# [Exercise instructions]
1. In the SharePoint 2016 feature overview, how many built-in sensitive information types are available for sensitive content search?
2. Transcribe the SharePoint 2016 feature overview from "My apologies for" up to and including "with SharePoint 2016.".
3. Go on with the SharePoint 2016 feature overview from its last sentence.

# [Document section]
====================
My apologies for not diving into details, the goal is to give a high-level overview of most of the new features that have been discussed with SharePoint 2016.

Hybrid Integration Gets Better

  • Easier to push OneDrive / MySites to the cloud from your on premise installation
  • Sites you are following all in one place across on premise and cloud
  • Hybrid setup assistant
  • Hybrid Unified Search experience surfaced in the cloud by pushing the on premise index up to Office 365
  • User Experience alignment between cloud and on premise via navigation bar
  • Office Graph / Delve functionality to work with on premise data due to the integration of hybrid search functionality 

    Functionality / Features

  • Durable Links: Resource-based URLs now retain links when documents are renamed or moved in SharePoint
  • OneDrive Site Folders give you links and access to more pinned content right from OneDrive
  • New Access Services:  Greater Office Apps support, download access tables to Excel, a new Cascading Combo Box, and additional Related Item Control features.
  • Document Library Accessibilities:   Keyboard shortcuts, Page Landmarks, Focus Trapping, Upload Progress indicators, and more.
  • Image and Video Previews via mouse hover within a document library
  • Open Document Format (ODF) support in Document Libraries
  • Improved Sharing Interface
  • Site Pinning on the Sites page for better user management of content

    Document Deletion Policies

  • Allow site owners to choose from policies that you centrally create and manage. You can also allow site owners to opt out altogether if they decide a policy does not apply to their content
  • Enforce a single mandatory policy on all sites in a site collection, such as all OneDrive for Business sites, or even enforce a policy on all site collections created from a specific site collection template, such as the Team Site template
  • Provide a default policy with a default rule that will be automatically applied without any action required by site owners
  • Create a policy that includes several deletion rules that a site owner can choose from


    Sensitive Content Search

  • Search for sensitive content across SharePoint Server 2016 IT Preview, SharePoint Online, and OneDrive for Business
  • Leverage 51 built-in sensitive information types (credit cards, passport numbers, Social Security numbers, and more)
====================
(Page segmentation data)
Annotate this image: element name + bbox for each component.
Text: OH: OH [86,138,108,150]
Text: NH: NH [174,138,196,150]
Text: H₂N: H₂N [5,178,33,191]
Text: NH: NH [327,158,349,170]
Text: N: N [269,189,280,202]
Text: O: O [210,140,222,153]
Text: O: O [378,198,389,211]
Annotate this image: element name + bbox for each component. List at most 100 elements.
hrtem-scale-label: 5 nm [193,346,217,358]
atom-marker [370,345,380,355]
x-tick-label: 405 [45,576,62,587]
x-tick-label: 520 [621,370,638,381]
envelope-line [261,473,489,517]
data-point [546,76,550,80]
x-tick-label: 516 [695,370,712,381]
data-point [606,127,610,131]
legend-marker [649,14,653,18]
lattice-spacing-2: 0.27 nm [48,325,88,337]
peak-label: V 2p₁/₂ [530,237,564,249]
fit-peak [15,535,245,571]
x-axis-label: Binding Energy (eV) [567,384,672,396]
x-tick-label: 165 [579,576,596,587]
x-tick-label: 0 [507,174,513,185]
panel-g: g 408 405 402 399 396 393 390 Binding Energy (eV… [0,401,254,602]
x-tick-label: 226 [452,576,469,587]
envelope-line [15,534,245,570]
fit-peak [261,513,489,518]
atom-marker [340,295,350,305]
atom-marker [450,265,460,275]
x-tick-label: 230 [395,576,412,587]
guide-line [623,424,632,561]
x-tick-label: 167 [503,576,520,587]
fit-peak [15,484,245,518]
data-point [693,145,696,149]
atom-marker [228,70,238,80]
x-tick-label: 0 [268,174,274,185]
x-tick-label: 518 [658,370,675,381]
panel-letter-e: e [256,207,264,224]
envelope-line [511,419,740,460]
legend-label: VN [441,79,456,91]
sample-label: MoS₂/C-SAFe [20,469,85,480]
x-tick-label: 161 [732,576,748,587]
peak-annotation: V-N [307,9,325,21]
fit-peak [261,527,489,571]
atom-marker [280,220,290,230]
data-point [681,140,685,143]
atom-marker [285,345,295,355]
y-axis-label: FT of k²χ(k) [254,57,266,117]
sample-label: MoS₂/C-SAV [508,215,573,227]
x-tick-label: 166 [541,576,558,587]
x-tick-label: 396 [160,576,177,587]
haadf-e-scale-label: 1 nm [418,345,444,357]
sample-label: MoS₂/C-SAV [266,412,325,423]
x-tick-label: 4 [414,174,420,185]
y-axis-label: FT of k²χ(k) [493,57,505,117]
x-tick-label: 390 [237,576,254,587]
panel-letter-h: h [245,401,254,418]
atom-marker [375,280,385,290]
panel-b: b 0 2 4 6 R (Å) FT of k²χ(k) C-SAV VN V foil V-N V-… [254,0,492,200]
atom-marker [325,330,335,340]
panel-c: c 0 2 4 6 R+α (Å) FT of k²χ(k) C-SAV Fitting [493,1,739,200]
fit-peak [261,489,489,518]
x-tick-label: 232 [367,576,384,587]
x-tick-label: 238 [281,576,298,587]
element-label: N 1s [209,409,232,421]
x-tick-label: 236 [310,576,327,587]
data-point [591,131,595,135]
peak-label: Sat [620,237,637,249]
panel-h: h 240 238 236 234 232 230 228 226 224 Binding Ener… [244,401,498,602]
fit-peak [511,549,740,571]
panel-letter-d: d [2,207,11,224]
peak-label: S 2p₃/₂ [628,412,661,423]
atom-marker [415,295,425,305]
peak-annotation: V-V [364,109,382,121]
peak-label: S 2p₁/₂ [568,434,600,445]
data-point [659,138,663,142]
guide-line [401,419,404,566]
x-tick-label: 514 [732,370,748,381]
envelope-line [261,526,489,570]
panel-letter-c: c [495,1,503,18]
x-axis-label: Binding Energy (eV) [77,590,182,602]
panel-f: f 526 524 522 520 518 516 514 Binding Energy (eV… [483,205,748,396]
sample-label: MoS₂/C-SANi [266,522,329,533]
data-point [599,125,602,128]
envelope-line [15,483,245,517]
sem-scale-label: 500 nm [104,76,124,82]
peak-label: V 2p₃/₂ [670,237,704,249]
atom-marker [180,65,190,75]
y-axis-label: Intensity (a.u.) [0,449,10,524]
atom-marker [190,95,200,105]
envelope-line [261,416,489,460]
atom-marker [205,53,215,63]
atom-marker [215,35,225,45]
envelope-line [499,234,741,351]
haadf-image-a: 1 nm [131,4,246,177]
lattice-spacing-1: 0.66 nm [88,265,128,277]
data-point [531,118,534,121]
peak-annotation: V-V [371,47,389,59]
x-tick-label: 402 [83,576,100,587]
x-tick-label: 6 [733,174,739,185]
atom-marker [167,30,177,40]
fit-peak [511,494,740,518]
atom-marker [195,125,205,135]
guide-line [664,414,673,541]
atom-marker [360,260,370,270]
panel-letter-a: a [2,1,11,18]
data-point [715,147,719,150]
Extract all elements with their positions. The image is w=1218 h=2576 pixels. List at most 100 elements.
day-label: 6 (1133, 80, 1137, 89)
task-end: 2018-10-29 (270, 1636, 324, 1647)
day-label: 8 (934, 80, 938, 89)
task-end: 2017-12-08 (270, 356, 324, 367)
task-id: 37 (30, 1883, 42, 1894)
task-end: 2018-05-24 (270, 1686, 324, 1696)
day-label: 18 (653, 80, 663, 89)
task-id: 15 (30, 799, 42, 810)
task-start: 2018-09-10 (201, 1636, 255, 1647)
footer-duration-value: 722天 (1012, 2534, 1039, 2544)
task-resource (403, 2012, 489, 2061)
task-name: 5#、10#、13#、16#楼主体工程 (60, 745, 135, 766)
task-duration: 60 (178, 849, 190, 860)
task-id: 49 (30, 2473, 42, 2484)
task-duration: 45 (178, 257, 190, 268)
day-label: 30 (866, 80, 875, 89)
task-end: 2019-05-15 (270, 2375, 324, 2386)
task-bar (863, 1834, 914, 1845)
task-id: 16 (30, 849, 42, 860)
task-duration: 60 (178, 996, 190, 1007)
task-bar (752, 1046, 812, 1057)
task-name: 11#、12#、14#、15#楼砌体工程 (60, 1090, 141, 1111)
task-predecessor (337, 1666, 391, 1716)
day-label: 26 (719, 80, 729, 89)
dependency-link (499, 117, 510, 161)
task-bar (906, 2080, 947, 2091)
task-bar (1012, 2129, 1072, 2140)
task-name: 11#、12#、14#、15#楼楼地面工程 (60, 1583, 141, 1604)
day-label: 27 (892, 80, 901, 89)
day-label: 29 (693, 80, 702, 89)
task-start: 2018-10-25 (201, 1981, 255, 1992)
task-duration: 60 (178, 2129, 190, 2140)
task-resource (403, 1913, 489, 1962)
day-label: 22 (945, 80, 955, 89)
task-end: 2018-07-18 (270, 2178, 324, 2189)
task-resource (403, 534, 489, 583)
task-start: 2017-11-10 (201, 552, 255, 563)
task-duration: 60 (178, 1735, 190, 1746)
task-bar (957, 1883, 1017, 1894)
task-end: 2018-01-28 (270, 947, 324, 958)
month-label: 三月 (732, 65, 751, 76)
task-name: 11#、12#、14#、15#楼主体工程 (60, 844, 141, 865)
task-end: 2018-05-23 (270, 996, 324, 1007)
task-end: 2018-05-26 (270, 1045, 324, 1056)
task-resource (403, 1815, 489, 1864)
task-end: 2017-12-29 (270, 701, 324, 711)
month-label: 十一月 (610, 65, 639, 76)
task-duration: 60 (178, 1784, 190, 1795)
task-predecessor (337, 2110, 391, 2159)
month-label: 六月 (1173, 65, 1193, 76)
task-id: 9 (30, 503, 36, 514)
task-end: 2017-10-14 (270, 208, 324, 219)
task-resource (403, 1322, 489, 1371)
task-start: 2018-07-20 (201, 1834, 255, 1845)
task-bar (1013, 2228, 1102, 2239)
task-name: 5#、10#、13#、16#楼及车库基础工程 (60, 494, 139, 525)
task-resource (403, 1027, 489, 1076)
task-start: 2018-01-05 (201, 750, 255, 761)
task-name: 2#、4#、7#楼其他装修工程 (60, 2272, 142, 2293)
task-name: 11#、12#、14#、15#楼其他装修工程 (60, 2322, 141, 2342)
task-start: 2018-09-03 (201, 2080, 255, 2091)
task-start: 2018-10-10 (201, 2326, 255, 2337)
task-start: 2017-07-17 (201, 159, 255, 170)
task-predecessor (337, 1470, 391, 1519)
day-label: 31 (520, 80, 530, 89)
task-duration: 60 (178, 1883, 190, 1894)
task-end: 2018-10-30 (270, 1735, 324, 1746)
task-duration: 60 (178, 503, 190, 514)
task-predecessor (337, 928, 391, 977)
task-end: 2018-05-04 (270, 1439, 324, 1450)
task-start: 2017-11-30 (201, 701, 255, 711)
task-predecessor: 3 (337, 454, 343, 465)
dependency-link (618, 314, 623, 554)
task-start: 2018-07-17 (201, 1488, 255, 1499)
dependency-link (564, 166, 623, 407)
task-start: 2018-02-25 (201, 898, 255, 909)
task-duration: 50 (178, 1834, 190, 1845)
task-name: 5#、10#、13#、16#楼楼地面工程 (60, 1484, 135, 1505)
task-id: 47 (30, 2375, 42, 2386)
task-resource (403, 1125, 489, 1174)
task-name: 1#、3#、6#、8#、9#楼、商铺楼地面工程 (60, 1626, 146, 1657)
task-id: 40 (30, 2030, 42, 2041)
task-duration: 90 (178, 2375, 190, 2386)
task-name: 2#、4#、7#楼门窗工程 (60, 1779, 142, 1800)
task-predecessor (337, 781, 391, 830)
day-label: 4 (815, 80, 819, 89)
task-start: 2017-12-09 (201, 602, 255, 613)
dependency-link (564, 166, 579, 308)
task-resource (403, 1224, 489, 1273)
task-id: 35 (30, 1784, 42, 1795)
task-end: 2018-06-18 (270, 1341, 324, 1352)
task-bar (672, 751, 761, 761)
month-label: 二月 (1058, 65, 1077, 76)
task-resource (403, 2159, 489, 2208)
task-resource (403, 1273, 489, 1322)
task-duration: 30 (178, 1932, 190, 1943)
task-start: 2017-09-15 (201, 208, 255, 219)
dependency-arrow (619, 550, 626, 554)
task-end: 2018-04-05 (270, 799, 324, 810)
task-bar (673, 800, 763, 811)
====================
# [Answers]
1. 51

2.
My apologies for not diving into details, the goal is to give a high-level overview of most of the new features that have been discussed with SharePoint 2016.

3.
  • Identify offending documents, export a report, and adjust accordingly
     

    Information Rights Management

    Although not specifically released for SharePoint 2016, it’s worth mentioning that IRM has been introduced into Office 365.  It relies on Microsoft Azure Active Directory Rights Management and can be enabled at the list and library level.  It has some pretty interesting features, the following is a snippet taken from Microsoft regarding the functionality:  “When people download files in an IRM-enabled list or library, the files are encrypted so that only authorized people can view them. Each rights-managed file also contains an issuance license that imposes restrictions on the people who view the file. Typical restrictions include making a file read-only, disabling the copying of text, preventing people from saving a local copy, and preventing people from printing the file.”

     
    Infrastructure

  • System Requirements seem mostly unchanged, but I did not complete a full comparison
  • Installations allow for role-based configurations: (WFE, App, Search, etc.)
  • Compliance checker to ensure the services running match the intended role
  • Zero downtime during patching
  • Automatic list column indexes to work around the 5000 item view threshold (good for Office 365)
  • 10GB file upload limits now supported (up from 2GB)
  • One Second Site Collection creation time
  • Improved compile time for customized XSLT files used for Content Query, Summary Links, and Table of Contents Web Parts
  • Encrypted Connections
  • Expanded support for special characters in file names
  • 500 Million items per Search Service Application

All in all it’s another mid-range move in the direction of a hybrid and integrated experience for collaboration.